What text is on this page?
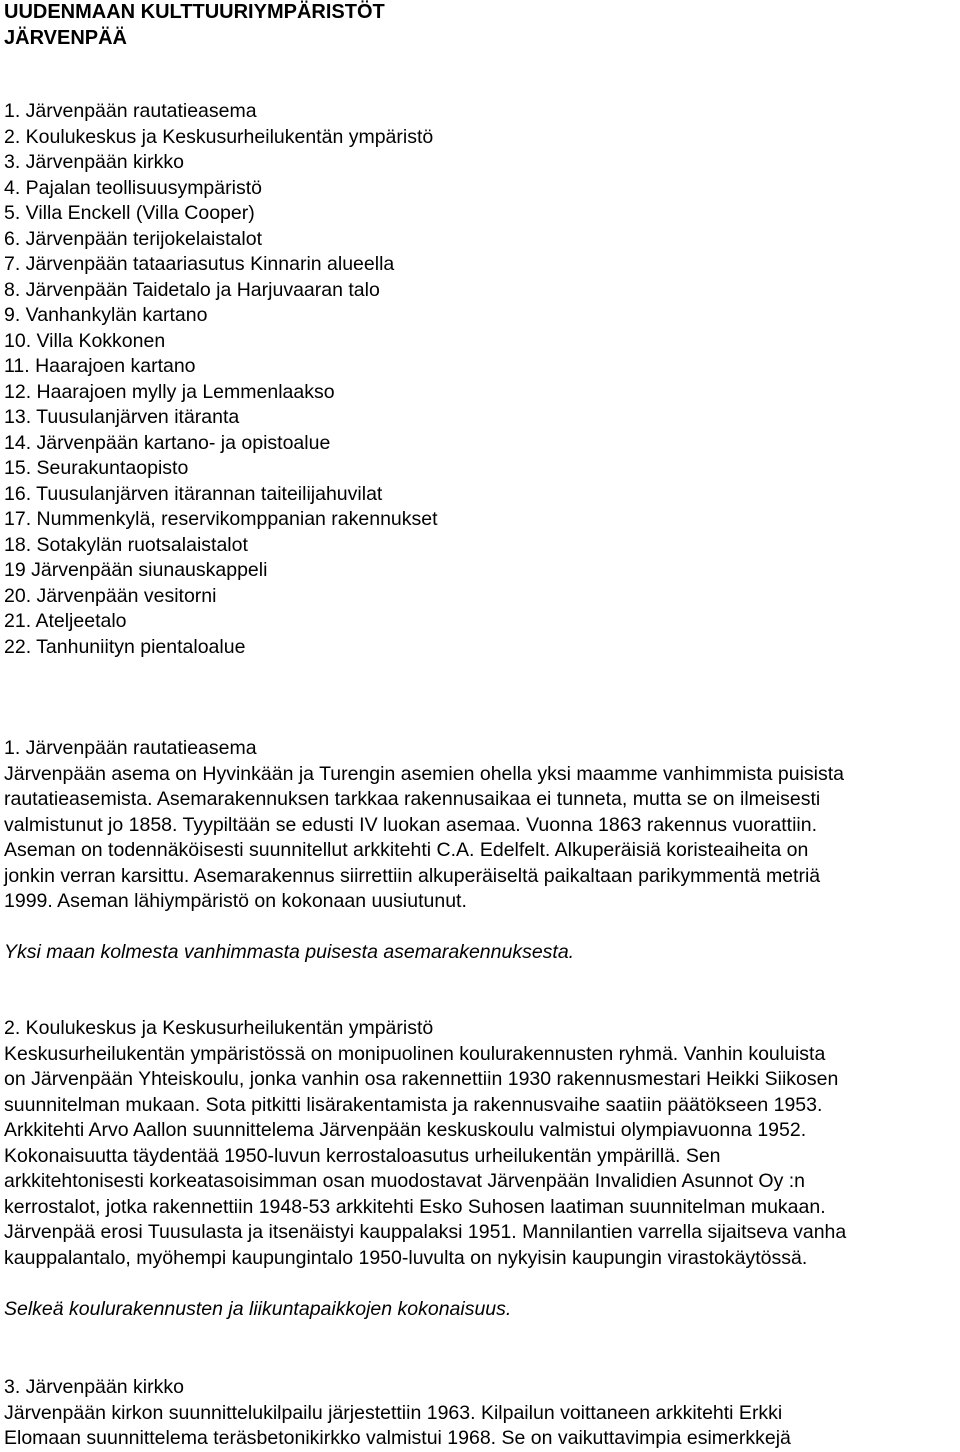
UUDENMAAN KULTTUURIYMPÄRISTÖT
JÄRVENPÄÄ
1. Järvenpään rautatieasema
2. Koulukeskus ja Keskusurheilukentän ympäristö
3. Järvenpään kirkko
4. Pajalan teollisuusympäristö
5. Villa Enckell (Villa Cooper)
6. Järvenpään terijokelaistalot
7. Järvenpään tataariasutus Kinnarin alueella
8. Järvenpään Taidetalo ja Harjuvaaran talo
9. Vanhankylän kartano
10. Villa Kokkonen
11. Haarajoen kartano
12. Haarajoen mylly ja Lemmenlaakso
13. Tuusulanjärven itäranta
14. Järvenpään kartano- ja opistoalue
15. Seurakuntaopisto
16. Tuusulanjärven itärannan taiteilijahuvilat
17. Nummenkylä, reservikomppanian rakennukset
18. Sotakylän ruotsalaistalot
19 Järvenpään siunauskappeli
20. Järvenpään vesitorni
21. Ateljeetalo
22. Tanhuniityn pientaloalue
1. Järvenpään rautatieasema

Järvenpään asema on Hyvinkään ja Turengin asemien ohella yksi maamme vanhimmista puisista
rautatieasemista. Asemarakennuksen tarkkaa rakennusaikaa ei tunneta, mutta se on ilmeisesti
valmistunut jo 1858. Tyypiltään se edusti IV luokan asemaa. Vuonna 1863 rakennus vuorattiin.
Aseman on todennäköisesti suunnitellut arkkitehti C.A. Edelfelt. Alkuperäisiä koristeaiheita on
jonkin verran karsittu. Asemarakennus siirrettiin alkuperäiseltä paikaltaan parikymmentä metriä
1999. Aseman lähiympäristö on kokonaan uusiutunut.

Yksi maan kolmesta vanhimmasta puisesta asemarakennuksesta.

2. Koulukeskus ja Keskusurheilukentän ympäristö

Keskusurheilukentän ympäristössä on monipuolinen koulurakennusten ryhmä. Vanhin kouluista
on Järvenpään Yhteiskoulu, jonka vanhin osa rakennettiin 1930 rakennusmestari Heikki Siikosen
suunnitelman mukaan. Sota pitkitti lisärakentamista ja rakennusvaihe saatiin päätökseen 1953.
Arkkitehti Arvo Aallon suunnittelema Järvenpään keskuskoulu valmistui olympiavuonna 1952.
Kokonaisuutta täydentää 1950-luvun kerrostaloasutus urheilukentän ympärillä. Sen
arkkitehtonisesti korkeatasoisimman osan muodostavat Järvenpään Invalidien Asunnot Oy :n
kerrostalot, jotka rakennettiin 1948-53 arkkitehti Esko Suhosen laatiman suunnitelman mukaan.
Järvenpää erosi Tuusulasta ja itsenäistyi kauppalaksi 1951. Mannilantien varrella sijaitseva vanha
kauppalantalo, myöhempi kaupungintalo 1950-luvulta on nykyisin kaupungin virastokäytössä.

Selkeä koulurakennusten ja liikuntapaikkojen kokonaisuus.

3. Järvenpään kirkko

Järvenpään kirkon suunnittelukilpailu järjestettiin 1963. Kilpailun voittaneen arkkitehti Erkki
Elomaan suunnittelema teräsbetonikirkko valmistui 1968. Se on vaikuttavimpia esimerkkejä
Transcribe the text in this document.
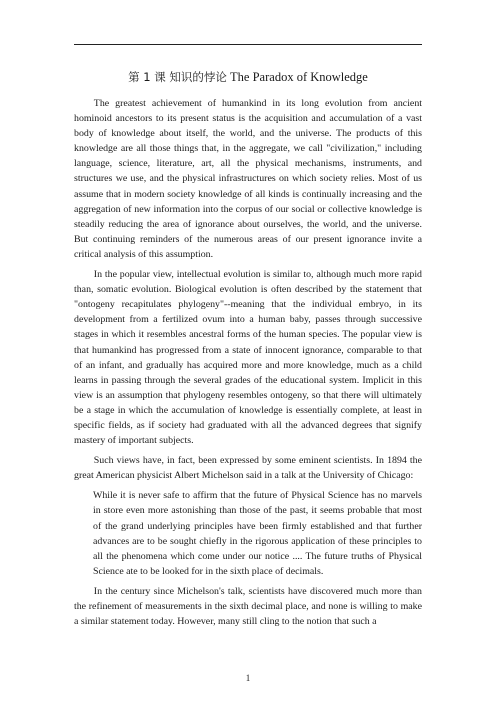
第 1 课 知识的悖论 The Paradox of Knowledge

The greatest achievement of humankind in its long evolution from ancient hominoid ancestors to its present status is the acquisition and accumulation of a vast body of knowledge about itself, the world, and the universe. The products of this knowledge are all those things that, in the aggregate, we call "civilization," including language, science, literature, art, all the physical mechanisms, instruments, and structures we use, and the physical infrastructures on which society relies. Most of us assume that in modern society knowledge of all kinds is continually increasing and the aggregation of new information into the corpus of our social or collective knowledge is steadily reducing the area of ignorance about ourselves, the world, and the universe. But continuing reminders of the numerous areas of our present ignorance invite a critical analysis of this assumption.

In the popular view, intellectual evolution is similar to, although much more rapid than, somatic evolution. Biological evolution is often described by the statement that "ontogeny recapitulates phylogeny"--meaning that the individual embryo, in its development from a fertilized ovum into a human baby, passes through successive stages in which it resembles ancestral forms of the human species. The popular view is that humankind has progressed from a state of innocent ignorance, comparable to that of an infant, and gradually has acquired more and more knowledge, much as a child learns in passing through the several grades of the educational system. Implicit in this view is an assumption that phylogeny resembles ontogeny, so that there will ultimately be a stage in which the accumulation of knowledge is essentially complete, at least in specific fields, as if society had graduated with all the advanced degrees that signify mastery of important subjects.

Such views have, in fact, been expressed by some eminent scientists. In 1894 the great American physicist Albert Michelson said in a talk at the University of Chicago:

While it is never safe to affirm that the future of Physical Science has no marvels in store even more astonishing than those of the past, it seems probable that most of the grand underlying principles have been firmly established and that further advances are to be sought chiefly in the rigorous application of these principles to all the phenomena which come under our notice .... The future truths of Physical Science ate to be looked for in the sixth place of decimals.

In the century since Michelson's talk, scientists have discovered much more than the refinement of measurements in the sixth decimal place, and none is willing to make a similar statement today. However, many still cling to the notion that such a

1
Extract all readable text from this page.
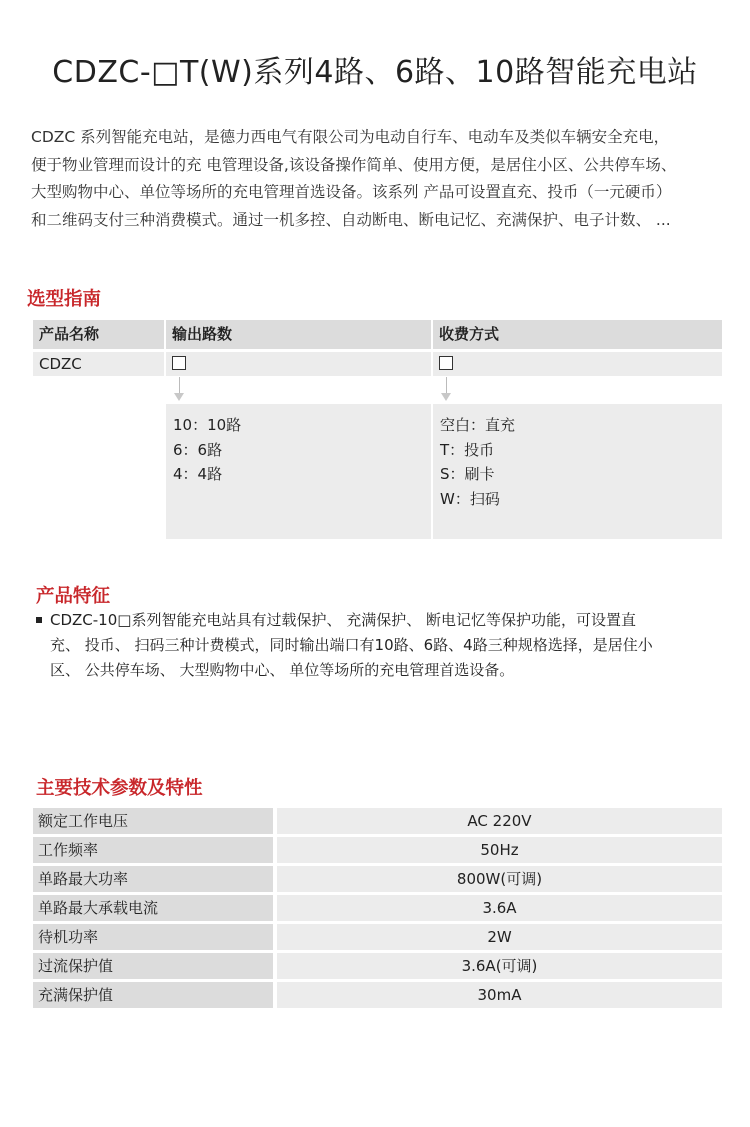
CDZC-□T(W)系列4路、6路、10路智能充电站
CDZC 系列智能充电站，是德力西电气有限公司为电动自行车、电动车及类似车辆安全充电，
便于物业管理而设计的充 电管理设备,该设备操作简单、使用方便，是居住小区、公共停车场、
大型购物中心、单位等场所的充电管理首选设备。该系列 产品可设置直充、投币（一元硬币）
和二维码支付三种消费模式。通过一机多控、自动断电、断电记忆、充满保护、电子计数、 ...
选型指南
产品名称	输出路数	收费方式
CDZC
10：10路
6：6路
4：4路
空白：直充
T：投币
S：刷卡
W：扫码
产品特征
CDZC-10□系列智能充电站具有过载保护、 充满保护、 断电记忆等保护功能，可设置直
充、 投币、 扫码三种计费模式，同时输出端口有10路、6路、4路三种规格选择，是居住小
区、 公共停车场、 大型购物中心、 单位等场所的充电管理首选设备。
主要技术参数及特性
额定工作电压	AC 220V
工作频率	50Hz
单路最大功率	800W(可调)
单路最大承载电流	3.6A
待机功率	2W
过流保护值	3.6A(可调)
充满保护值	30mA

[Stated problem] What do the lines above say from the line containing "Extract all readable text from this page." through the last line? Quote them exactly, both ends included, and leave out the pictures.

[Answer for this exercise]
Extract all readable text from this page.
CDZC-□T(W)系列4路、6路、10路智能充电站
CDZC 系列智能充电站，是德力西电气有限公司为电动自行车、电动车及类似车辆安全充电，
便于物业管理而设计的充 电管理设备,该设备操作简单、使用方便，是居住小区、公共停车场、
大型购物中心、单位等场所的充电管理首选设备。该系列 产品可设置直充、投币（一元硬币）
和二维码支付三种消费模式。通过一机多控、自动断电、断电记忆、充满保护、电子计数、 ...
选型指南
产品名称	输出路数	收费方式
CDZC
10：10路
6：6路
4：4路
空白：直充
T：投币
S：刷卡
W：扫码
产品特征
CDZC-10□系列智能充电站具有过载保护、 充满保护、 断电记忆等保护功能，可设置直
充、 投币、 扫码三种计费模式，同时输出端口有10路、6路、4路三种规格选择，是居住小
区、 公共停车场、 大型购物中心、 单位等场所的充电管理首选设备。
主要技术参数及特性
额定工作电压	AC 220V
工作频率	50Hz
单路最大功率	800W(可调)
单路最大承载电流	3.6A
待机功率	2W
过流保护值	3.6A(可调)
充满保护值	30mA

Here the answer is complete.